* **Exercise**
Find every line in the records below that holds the word "about", and copy each one.

* **Available records**
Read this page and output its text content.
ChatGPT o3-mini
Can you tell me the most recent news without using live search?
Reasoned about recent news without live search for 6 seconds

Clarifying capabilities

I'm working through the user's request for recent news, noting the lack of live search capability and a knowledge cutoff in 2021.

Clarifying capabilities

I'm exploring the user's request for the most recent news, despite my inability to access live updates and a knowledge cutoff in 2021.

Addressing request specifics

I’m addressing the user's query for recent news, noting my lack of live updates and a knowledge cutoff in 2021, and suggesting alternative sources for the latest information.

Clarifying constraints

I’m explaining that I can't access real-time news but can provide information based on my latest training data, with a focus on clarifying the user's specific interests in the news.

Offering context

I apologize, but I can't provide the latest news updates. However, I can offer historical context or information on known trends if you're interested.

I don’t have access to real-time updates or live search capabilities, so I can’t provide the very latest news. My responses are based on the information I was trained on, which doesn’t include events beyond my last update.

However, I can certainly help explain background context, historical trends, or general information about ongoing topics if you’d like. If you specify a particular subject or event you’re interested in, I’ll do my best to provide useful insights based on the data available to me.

* **Exercise response**
Reasoned about recent news without live search for 6 seconds
However, I can certainly help explain background context, historical trends, or general information about ongoing topics if you’d like. If you specify a particular subject or event you’re interested in, I’ll do my best to provide useful insights based on the data available to me.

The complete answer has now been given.